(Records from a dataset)

* * * * *

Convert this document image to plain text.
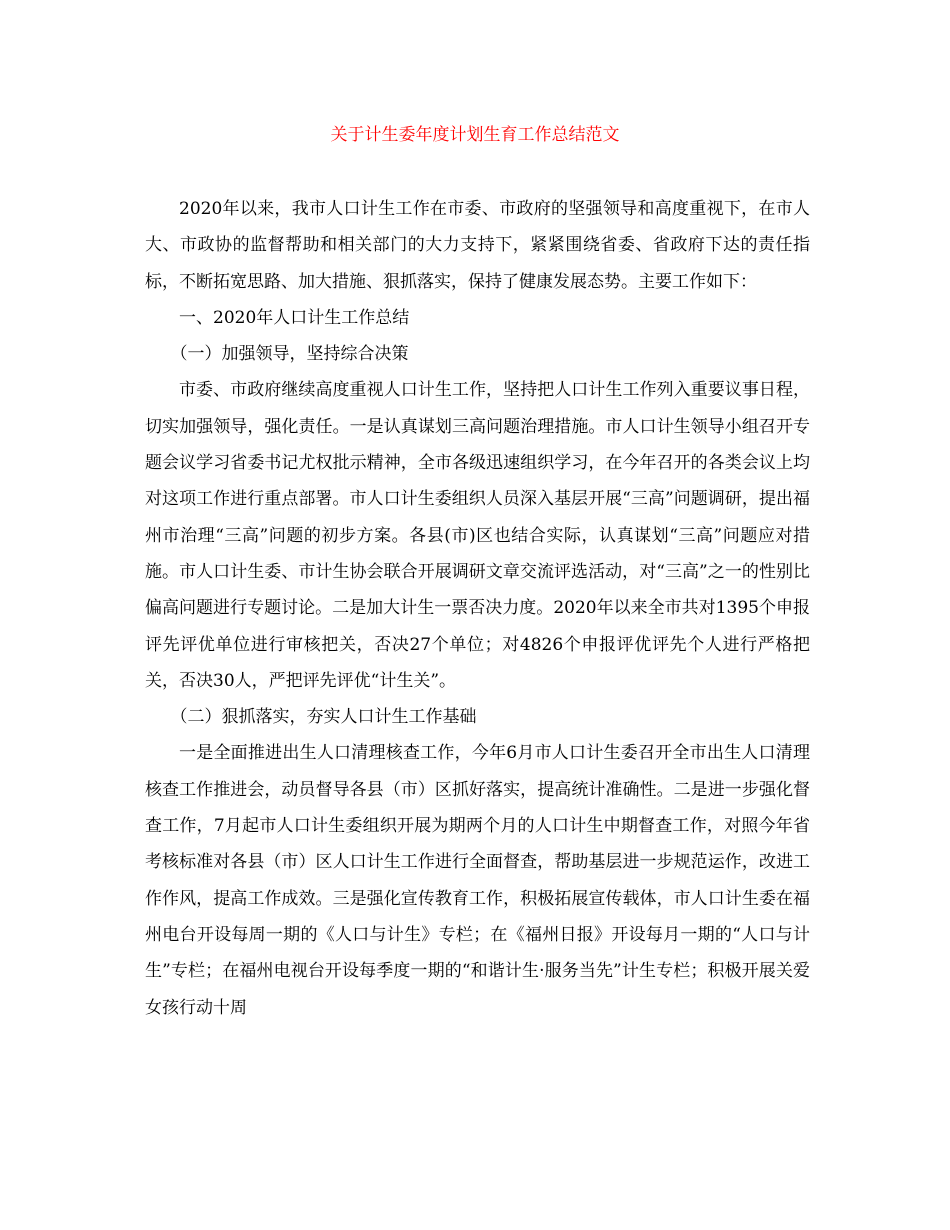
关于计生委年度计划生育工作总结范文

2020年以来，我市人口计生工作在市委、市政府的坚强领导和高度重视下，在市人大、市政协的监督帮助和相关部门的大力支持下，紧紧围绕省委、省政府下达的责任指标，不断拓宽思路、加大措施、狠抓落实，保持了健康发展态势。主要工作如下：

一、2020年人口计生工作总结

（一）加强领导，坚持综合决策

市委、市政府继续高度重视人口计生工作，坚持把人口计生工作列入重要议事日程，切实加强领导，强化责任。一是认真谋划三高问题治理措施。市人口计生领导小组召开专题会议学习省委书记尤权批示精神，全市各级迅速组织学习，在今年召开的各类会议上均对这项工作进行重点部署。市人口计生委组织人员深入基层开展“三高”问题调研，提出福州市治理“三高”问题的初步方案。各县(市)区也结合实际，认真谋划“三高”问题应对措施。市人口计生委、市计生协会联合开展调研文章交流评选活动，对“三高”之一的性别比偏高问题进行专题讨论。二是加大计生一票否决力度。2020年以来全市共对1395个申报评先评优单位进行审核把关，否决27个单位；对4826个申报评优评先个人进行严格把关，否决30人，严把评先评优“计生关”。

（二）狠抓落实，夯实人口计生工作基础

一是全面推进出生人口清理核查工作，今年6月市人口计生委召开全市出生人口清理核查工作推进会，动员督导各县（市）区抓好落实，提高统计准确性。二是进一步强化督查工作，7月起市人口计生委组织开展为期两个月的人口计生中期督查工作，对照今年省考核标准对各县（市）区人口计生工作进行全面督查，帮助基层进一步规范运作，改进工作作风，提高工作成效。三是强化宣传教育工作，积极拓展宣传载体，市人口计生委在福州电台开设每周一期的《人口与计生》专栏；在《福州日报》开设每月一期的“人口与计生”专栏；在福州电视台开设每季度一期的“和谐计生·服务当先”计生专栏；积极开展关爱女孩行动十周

* * * * *

_GOAL_: Search the data for "狠抓落实". Copy every matching line.

_WORKED SOLUTION_:
2020年以来，我市人口计生工作在市委、市政府的坚强领导和高度重视下，在市人大、市政协的监督帮助和相关部门的大力支持下，紧紧围绕省委、省政府下达的责任指标，不断拓宽思路、加大措施、狠抓落实，保持了健康发展态势。主要工作如下：
（二）狠抓落实，夯实人口计生工作基础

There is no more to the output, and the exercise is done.